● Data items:
▬▬▬

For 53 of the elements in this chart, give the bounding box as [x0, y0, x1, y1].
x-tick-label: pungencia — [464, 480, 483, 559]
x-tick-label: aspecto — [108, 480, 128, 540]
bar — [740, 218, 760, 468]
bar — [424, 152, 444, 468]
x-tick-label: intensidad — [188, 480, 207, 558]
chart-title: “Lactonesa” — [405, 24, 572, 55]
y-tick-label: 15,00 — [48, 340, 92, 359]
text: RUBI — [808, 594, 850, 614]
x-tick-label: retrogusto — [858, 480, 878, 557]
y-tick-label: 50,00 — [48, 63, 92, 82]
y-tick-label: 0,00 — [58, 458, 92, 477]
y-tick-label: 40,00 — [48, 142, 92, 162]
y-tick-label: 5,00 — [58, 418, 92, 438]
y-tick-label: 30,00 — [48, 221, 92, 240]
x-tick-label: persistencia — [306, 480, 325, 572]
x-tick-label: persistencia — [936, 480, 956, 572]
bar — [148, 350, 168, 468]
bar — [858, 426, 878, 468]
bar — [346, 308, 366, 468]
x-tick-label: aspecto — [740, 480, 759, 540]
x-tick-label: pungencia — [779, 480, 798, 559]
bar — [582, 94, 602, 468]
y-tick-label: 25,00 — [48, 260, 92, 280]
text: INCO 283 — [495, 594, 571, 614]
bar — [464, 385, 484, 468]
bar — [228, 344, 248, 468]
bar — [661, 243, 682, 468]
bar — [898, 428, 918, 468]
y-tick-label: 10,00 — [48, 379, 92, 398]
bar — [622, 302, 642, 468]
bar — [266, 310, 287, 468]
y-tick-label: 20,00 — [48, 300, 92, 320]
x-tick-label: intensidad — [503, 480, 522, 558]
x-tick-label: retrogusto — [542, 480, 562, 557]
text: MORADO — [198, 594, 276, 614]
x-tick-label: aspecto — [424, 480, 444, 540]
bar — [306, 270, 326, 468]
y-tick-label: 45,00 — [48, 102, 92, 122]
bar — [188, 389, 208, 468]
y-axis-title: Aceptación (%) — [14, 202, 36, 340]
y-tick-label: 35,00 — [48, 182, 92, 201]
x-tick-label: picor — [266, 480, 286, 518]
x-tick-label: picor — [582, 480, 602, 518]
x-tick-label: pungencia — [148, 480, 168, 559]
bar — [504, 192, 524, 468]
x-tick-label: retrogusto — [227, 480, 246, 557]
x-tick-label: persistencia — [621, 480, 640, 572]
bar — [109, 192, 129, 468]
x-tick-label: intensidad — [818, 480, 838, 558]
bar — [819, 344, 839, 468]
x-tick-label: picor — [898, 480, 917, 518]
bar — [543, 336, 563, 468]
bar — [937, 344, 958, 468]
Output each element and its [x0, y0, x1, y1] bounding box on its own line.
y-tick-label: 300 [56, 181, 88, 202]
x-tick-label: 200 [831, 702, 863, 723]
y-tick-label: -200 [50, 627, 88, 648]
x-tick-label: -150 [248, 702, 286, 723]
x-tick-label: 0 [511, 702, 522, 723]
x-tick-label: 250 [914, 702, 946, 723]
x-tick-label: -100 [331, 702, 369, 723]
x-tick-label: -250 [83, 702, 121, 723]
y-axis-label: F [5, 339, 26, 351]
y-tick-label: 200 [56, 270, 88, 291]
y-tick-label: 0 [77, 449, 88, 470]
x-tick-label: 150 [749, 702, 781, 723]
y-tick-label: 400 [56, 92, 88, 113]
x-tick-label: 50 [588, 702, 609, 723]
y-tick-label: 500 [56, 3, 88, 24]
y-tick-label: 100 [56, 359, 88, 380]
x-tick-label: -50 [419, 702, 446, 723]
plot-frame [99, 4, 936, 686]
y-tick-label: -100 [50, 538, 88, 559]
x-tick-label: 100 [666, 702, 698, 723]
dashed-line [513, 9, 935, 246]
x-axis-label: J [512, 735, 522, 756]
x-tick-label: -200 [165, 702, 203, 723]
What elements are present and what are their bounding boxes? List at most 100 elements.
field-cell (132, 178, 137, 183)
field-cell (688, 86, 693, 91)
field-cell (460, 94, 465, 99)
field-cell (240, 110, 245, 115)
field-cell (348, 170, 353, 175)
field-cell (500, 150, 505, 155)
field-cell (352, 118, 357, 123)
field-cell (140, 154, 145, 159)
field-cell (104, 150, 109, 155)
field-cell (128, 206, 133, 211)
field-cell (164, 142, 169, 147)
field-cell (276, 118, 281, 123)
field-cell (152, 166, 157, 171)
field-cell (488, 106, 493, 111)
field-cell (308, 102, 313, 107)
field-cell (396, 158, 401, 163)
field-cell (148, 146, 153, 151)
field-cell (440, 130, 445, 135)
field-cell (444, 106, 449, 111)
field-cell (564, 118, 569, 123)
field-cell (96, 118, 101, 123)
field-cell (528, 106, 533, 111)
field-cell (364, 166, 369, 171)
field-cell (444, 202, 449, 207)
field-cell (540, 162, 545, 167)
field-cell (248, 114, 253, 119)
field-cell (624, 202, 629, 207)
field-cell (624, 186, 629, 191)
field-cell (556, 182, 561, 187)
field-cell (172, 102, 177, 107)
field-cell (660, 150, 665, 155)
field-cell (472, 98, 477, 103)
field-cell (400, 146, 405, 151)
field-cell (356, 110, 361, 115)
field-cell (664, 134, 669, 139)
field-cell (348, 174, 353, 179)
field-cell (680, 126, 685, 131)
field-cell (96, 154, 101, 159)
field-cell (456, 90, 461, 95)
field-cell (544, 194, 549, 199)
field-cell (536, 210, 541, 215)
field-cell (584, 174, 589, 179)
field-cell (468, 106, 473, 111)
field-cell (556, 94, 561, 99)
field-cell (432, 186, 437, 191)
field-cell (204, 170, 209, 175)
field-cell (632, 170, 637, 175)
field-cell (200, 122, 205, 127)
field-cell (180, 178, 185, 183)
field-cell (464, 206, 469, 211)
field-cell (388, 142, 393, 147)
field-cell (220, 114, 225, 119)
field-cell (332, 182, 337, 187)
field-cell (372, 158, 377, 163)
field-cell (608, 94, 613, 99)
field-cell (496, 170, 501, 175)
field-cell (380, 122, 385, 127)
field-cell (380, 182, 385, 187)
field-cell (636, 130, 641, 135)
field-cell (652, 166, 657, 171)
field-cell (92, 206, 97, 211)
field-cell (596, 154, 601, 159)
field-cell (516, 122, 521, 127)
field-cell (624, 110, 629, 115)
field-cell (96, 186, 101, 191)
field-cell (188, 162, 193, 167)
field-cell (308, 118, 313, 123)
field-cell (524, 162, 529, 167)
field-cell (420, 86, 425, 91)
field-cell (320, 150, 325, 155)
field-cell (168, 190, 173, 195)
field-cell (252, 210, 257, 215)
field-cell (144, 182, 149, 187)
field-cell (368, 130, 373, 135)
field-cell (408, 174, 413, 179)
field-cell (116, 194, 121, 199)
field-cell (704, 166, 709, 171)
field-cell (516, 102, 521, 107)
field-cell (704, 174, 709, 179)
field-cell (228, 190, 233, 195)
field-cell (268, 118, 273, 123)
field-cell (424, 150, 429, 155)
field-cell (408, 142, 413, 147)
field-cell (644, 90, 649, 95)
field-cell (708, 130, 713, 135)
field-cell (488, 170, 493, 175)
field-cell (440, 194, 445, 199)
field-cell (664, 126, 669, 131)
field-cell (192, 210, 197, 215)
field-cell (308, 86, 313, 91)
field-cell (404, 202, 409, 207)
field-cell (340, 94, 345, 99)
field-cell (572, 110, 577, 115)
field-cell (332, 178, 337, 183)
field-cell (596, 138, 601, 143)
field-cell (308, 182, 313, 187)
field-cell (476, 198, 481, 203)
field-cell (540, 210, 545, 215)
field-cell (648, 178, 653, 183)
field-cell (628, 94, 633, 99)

▬▬▬

● STATED EXERCISE:
Select every line in the records above that contains the string "bounding". Treat uppercase and lowercase letters as different.

● COMPLETE ANSWER:
For 53 of the elements in this chart, give the bounding box as [x0, y0, x1, y1].
Output each element and its [x0, y0, x1, y1] bounding box on its own line.
What elements are present and what are their bounding boxes? List at most 100 elements.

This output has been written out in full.